Take every line where the string "Jahresrendite" appears and copy it.

Dataset rows:
★ ★ ★ ★ ★ ★ ★
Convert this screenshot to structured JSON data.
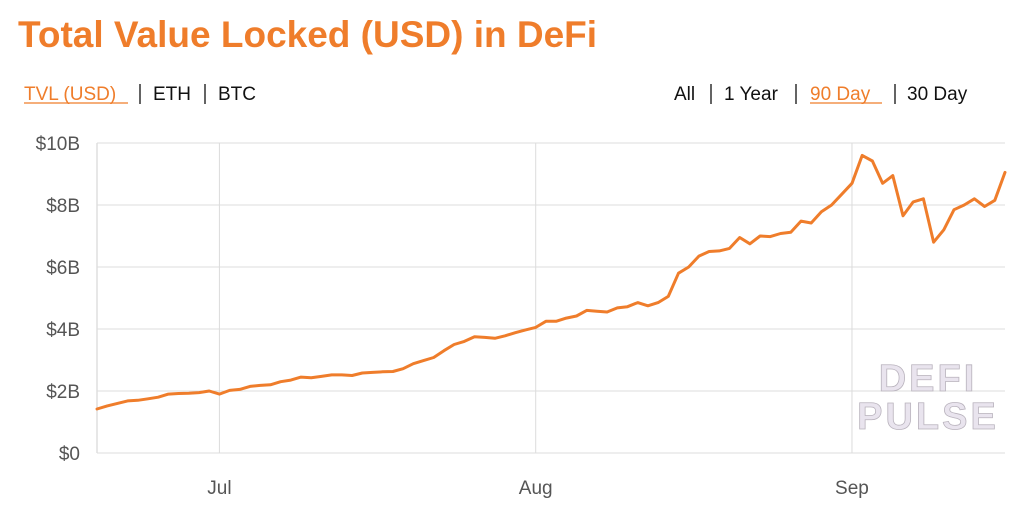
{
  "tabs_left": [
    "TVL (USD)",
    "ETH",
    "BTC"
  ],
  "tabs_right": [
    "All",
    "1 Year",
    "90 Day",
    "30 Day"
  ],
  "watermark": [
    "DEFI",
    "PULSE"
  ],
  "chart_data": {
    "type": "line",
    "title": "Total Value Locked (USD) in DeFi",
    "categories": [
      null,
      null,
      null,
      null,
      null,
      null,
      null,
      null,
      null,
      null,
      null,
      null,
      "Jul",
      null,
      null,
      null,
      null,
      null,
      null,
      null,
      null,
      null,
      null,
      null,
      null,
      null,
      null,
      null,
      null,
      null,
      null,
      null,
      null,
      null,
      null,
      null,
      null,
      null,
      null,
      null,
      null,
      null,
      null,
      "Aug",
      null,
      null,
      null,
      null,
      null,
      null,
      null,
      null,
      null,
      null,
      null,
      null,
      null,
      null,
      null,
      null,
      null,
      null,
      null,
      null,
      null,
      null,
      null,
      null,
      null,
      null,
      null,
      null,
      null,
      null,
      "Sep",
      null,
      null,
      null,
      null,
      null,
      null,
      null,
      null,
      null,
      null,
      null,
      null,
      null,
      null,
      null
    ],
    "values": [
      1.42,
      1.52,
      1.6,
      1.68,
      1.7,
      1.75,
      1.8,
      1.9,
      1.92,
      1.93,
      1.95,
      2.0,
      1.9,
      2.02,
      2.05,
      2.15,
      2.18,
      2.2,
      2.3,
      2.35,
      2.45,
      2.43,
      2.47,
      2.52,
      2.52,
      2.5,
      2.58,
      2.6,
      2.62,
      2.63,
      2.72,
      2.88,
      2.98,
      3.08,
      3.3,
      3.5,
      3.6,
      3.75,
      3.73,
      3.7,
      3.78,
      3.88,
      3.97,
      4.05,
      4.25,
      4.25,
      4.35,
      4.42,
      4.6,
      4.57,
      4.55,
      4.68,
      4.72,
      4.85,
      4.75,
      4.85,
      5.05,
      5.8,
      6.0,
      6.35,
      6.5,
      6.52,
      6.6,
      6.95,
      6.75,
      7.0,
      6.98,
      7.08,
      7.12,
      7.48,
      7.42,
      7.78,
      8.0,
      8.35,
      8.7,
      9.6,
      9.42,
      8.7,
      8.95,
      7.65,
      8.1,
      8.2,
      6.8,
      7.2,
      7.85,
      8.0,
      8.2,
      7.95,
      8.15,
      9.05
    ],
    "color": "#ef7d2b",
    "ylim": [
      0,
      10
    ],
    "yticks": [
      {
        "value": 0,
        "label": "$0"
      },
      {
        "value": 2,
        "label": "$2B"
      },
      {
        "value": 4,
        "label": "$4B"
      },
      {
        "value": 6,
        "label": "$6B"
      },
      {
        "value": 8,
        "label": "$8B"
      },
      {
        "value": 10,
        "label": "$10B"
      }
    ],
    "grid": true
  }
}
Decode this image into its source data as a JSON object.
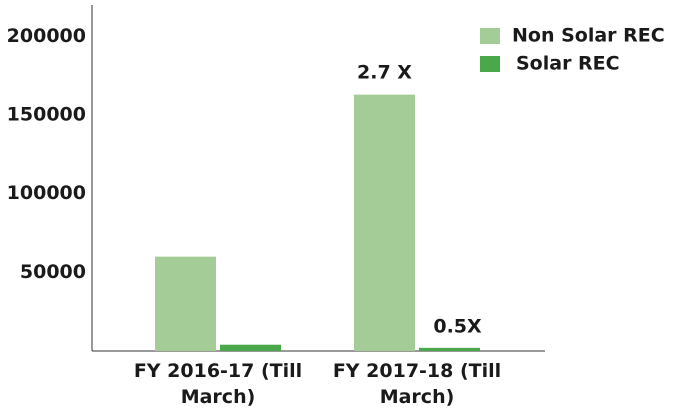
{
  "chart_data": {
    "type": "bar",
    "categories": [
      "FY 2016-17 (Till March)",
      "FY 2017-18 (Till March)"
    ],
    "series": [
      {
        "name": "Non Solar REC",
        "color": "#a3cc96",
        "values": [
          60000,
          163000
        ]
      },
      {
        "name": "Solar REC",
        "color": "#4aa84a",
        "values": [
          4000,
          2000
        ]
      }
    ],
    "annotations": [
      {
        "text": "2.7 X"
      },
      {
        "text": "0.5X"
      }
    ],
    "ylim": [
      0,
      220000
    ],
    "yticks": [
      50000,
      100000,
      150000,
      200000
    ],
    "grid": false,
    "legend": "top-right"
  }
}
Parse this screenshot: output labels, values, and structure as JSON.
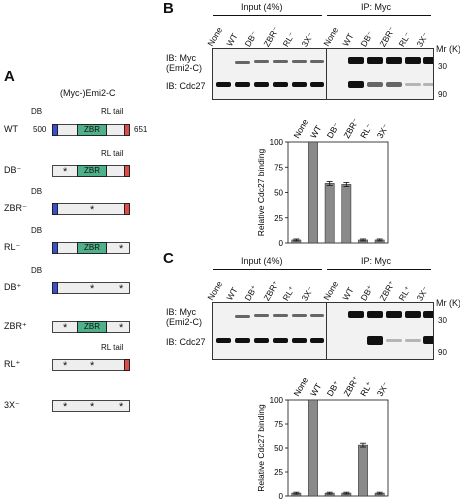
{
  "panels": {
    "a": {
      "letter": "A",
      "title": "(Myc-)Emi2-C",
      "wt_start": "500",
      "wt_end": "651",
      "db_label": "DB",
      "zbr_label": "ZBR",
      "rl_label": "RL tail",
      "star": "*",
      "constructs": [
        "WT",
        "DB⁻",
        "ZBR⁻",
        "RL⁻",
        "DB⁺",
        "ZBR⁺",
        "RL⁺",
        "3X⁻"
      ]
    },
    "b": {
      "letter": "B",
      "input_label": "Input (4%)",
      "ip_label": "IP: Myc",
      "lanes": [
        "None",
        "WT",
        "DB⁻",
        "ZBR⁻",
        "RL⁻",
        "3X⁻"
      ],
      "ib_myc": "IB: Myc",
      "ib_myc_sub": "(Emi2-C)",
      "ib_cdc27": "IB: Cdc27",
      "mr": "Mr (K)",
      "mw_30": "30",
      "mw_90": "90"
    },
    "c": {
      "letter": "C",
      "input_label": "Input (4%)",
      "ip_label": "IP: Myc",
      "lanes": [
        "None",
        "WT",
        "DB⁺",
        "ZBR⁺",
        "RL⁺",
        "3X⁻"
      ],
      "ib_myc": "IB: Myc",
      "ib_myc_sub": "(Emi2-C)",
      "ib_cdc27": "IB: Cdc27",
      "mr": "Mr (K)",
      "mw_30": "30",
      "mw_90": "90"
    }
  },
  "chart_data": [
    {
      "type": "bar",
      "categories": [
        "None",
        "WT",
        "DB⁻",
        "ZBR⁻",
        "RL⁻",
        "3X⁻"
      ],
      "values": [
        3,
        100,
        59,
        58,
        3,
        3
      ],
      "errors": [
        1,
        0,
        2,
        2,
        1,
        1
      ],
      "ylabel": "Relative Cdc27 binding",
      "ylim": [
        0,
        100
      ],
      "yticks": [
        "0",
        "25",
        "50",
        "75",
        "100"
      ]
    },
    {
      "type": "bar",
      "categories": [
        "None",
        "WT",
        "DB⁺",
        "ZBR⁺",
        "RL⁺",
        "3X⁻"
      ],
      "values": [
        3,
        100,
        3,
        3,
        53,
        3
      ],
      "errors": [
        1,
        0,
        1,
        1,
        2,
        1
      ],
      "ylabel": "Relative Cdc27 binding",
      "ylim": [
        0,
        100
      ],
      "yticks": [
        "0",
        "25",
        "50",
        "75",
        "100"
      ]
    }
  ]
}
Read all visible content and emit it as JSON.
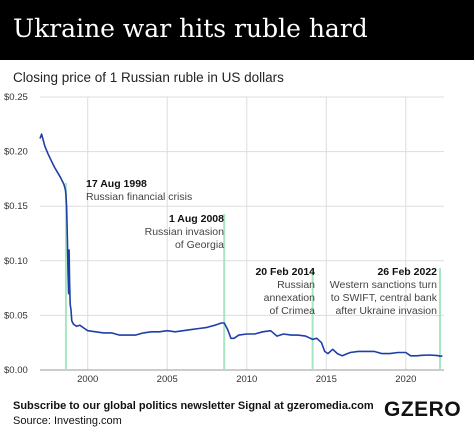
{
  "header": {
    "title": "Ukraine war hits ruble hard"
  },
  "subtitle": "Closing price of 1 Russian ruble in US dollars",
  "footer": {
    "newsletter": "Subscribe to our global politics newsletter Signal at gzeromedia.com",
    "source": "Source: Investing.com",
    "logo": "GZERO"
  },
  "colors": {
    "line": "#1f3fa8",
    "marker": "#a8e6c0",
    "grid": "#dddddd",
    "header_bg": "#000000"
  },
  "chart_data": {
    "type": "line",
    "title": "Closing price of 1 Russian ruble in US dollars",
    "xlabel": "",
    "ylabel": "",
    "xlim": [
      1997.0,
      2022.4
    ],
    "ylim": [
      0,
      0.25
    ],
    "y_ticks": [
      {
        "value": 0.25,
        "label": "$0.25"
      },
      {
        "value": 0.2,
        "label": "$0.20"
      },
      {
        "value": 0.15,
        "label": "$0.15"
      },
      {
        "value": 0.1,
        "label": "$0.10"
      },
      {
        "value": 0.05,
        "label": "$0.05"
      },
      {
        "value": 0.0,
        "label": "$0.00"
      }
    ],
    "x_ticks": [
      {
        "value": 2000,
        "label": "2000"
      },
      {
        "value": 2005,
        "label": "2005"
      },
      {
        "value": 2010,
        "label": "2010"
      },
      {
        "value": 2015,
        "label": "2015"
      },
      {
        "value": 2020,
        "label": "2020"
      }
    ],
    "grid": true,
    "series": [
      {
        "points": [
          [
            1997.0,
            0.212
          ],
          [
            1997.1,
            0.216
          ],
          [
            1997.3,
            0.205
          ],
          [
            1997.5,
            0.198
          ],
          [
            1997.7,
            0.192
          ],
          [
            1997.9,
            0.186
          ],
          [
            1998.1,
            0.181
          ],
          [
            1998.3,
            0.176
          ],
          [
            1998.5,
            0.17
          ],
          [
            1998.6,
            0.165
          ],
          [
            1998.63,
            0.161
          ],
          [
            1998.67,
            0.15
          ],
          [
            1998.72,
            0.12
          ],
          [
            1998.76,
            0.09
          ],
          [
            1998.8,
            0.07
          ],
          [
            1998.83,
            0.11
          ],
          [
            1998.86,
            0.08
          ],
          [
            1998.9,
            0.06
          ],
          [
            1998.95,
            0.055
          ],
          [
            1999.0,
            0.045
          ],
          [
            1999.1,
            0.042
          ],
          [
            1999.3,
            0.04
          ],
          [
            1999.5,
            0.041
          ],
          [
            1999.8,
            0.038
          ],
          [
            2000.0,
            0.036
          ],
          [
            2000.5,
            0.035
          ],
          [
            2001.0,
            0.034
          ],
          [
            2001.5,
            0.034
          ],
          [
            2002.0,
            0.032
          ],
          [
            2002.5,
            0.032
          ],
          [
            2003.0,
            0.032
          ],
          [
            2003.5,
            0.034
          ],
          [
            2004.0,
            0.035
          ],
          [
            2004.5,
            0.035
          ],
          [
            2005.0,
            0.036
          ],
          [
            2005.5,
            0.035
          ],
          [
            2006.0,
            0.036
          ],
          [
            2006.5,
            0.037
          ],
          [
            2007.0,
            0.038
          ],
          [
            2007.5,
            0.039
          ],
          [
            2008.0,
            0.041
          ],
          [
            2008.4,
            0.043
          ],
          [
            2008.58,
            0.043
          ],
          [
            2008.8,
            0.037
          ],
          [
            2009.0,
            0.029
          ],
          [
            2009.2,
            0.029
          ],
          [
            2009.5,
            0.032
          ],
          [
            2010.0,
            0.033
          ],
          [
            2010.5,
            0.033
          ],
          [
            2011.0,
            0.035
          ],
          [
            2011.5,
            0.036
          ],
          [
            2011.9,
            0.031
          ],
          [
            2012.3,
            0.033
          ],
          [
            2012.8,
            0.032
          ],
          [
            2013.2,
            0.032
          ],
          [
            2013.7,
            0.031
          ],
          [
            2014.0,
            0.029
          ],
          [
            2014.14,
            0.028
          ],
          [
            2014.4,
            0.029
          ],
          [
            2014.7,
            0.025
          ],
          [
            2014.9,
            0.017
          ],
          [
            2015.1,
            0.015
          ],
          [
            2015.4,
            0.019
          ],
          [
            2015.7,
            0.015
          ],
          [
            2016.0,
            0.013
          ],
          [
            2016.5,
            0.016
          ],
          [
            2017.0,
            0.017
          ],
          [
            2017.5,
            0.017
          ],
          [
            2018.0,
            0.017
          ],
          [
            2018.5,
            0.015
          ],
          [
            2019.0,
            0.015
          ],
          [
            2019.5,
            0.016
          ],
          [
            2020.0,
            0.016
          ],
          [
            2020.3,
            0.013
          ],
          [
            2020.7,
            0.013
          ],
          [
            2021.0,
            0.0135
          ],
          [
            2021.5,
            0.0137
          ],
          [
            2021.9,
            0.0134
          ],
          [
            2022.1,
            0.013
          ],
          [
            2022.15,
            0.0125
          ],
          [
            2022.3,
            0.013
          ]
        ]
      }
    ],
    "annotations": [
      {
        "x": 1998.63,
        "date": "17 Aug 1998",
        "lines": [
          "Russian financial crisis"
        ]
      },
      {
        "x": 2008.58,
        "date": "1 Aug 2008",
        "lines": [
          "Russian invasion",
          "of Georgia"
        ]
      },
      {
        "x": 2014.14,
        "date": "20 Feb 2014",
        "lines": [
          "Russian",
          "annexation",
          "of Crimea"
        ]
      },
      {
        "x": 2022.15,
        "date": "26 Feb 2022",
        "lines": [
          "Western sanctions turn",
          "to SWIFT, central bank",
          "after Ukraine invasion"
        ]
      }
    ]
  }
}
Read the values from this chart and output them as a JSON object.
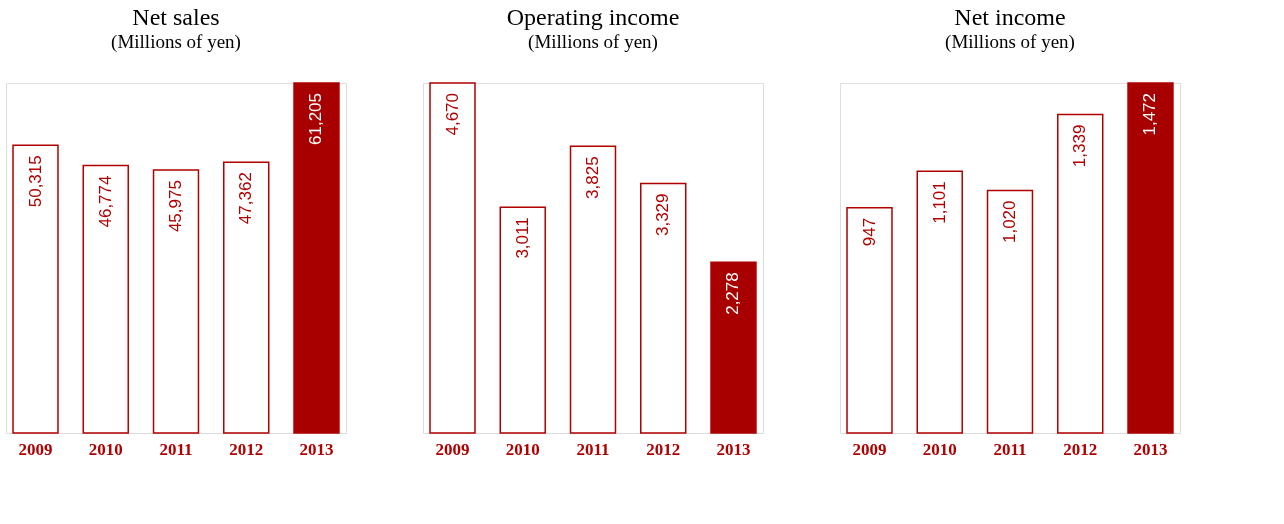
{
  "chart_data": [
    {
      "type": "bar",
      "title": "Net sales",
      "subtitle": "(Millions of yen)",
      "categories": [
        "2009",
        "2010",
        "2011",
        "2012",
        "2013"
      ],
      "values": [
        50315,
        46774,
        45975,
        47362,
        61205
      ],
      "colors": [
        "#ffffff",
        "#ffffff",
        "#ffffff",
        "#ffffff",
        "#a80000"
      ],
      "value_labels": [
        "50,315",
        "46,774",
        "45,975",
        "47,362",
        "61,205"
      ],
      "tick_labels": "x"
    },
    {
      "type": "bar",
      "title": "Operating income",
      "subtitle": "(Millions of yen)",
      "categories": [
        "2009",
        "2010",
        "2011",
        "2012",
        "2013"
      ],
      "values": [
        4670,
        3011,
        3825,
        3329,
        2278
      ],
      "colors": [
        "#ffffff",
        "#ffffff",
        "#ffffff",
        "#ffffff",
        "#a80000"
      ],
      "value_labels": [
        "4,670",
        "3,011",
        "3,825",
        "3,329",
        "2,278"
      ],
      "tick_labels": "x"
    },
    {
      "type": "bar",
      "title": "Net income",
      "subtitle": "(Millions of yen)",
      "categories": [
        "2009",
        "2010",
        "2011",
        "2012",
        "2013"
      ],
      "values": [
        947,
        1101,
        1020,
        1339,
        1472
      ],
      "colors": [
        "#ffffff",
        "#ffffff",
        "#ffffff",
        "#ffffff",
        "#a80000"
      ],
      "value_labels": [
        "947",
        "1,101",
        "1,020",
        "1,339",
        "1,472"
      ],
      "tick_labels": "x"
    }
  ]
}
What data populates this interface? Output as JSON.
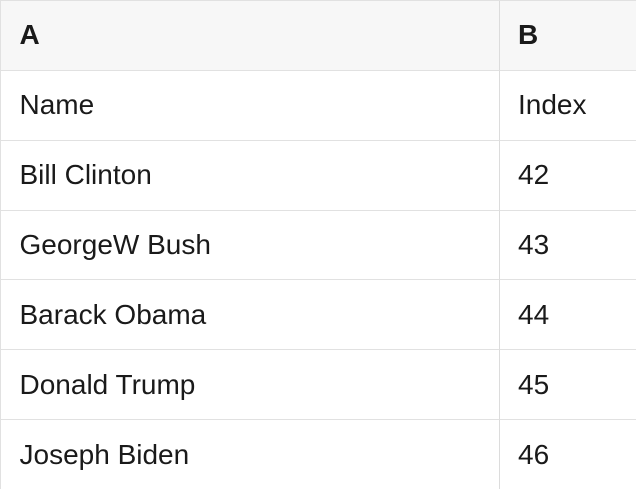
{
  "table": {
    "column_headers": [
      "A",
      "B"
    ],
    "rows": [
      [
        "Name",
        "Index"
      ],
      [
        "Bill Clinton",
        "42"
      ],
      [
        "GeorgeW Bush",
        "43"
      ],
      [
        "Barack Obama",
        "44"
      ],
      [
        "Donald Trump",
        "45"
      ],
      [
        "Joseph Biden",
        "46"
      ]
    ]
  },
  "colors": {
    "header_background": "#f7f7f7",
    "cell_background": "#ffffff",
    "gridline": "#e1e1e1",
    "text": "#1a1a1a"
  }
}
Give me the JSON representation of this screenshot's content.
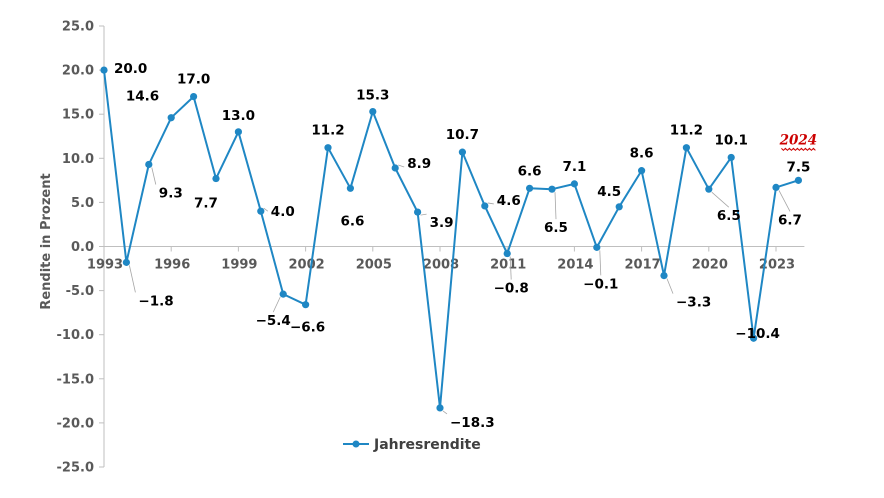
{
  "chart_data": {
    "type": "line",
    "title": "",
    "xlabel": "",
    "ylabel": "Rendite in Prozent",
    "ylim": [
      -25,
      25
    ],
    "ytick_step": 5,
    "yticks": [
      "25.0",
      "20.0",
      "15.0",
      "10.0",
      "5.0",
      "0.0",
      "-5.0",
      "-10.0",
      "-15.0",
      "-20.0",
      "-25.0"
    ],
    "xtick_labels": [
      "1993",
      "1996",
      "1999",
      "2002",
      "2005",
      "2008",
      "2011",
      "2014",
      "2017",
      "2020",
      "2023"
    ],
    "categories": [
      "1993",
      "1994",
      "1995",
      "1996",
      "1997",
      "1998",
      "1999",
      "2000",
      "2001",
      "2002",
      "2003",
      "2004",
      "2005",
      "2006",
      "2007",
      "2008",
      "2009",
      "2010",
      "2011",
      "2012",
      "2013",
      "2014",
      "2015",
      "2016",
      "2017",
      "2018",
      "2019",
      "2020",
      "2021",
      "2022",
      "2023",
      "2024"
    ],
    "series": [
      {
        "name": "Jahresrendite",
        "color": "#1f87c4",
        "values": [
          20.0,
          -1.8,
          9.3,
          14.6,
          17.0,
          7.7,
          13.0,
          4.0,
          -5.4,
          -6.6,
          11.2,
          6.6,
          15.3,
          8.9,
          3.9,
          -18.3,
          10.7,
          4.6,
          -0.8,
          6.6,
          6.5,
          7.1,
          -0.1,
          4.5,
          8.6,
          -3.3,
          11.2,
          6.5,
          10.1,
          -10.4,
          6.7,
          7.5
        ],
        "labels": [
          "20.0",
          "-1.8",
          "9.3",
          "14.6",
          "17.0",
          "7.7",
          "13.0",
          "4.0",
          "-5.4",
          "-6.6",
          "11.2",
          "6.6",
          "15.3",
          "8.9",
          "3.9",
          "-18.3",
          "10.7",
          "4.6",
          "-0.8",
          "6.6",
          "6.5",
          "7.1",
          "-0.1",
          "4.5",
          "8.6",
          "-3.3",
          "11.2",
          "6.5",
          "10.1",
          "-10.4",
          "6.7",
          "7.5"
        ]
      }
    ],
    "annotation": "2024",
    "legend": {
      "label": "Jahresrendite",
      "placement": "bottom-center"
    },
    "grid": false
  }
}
★ ★ ★ ★ ★ ★ ★
→ **WRITTEN RESPONSE**:
        "name": "Jahresrendite",
      "label": "Jahresrendite",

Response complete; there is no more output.